November 30, 2010

There's One in Every Family: The Life of the Party

We used to joke that we could never get a picture of Grandma with her mouth shut. She could talk your ear off, and about the time you snapped the shutter she’d say, “Don’t take my picture now, my hair’s a mess!” And boy, could she laugh. She’d have the whole room in stitches, look innocent for just a moment, then wink and burst out laughing as hard as the rest of us. And she would sing at the drop of a hat--preferably something with a little zest to it, like “Five foot two, eyes of blue, but oh what those five foot could do, has anybody seen my gal?”

Oh yes, Grandma could be the life of the party.

Nora Belle Eberhard was one of 18 children born to John Llewellyn Eberhard and Mary Madina Comfort. A set of twins died shortly after birth, but the other 16 Eberhard kids grew to adulthood. Nora made her appearance on March 16, 1910—just in time for the census taker making the rounds in Rushcreek Township, a rural community in Logan County, Ohio, near Bellfontaine. When she was four or five the family moved to a farm near Galena, Ohio. She recalled being told that she sang the whole way.

→ GIVEN TASK 1
Write out a passage of the post about Grandma word for word, beginning at the words "We used to joke" and stopping after "of the party.".
→ GIVEN TASK 2
Carry the post about Grandma forward, picking up directly after its final sentence.
The listing that follows is separate material and is not part of the post about Grandma.

→ INFORMATION SUPPLIED
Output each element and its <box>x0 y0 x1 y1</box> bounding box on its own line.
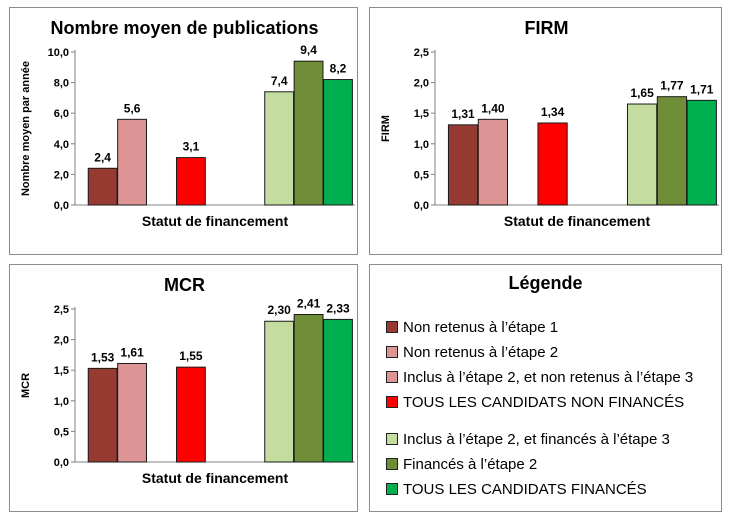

→ TASK ANSWER 1
We used to joke that we could never get a picture of Grandma with her mouth shut. She could talk your ear off, and about the time you snapped the shutter she’d say, “Don’t take my picture now, my hair’s a mess!” And boy, could she laugh. She’d have the whole room in stitches, look innocent for just a moment, then wink and burst out laughing as hard as the rest of us. And she would sing at the drop of a hat--preferably something with a little zest to it, like “Five foot two, eyes of blue, but oh what those five foot could do, has anybody seen my gal?”

Oh yes, Grandma could be the life of the party.

→ TASK ANSWER 2
Llewellyn Eberhard was a dairy farmer. Growing up on the farm, there were always a lot of chores to be done, and never much money. Nora liked the house chores better than the barn chores, because the cows smelled so bad. She’d be the first to tell you they were just plain poor. She quit school after eighth grade to take a job in the Kilgore factory in Westerville, putting rivets on cap guns. Maybe she got her spunk from this hardscrabble start, but somehow I think she was just born with it.

Nora singing to great-granddaughter Sarah
Nora married a dashing young restaurant worker named Lloyd Ballenger on March 30, 1935, during the height of the Depression. Their first baby, Marilyn Sue, died in infancy—a recollection that still moved Nora to tears decades later. Their three other children grew up, married, and eventually gave them seven grandchildren. To us, Nora was Grandma, a white-haired bundle of energy who always had popsicles in the freezer, candy on the table, and a song to sing.

As we grew older, we found the real fun was egging her on to tell stories and jokes while we sat around the table at the family cottage at Buckeye Lake. Not that she needed much encouragement—a little something to drink and she’d be off and running. And heaven forbid if she got going at a party. She always wanted to stay to the very end.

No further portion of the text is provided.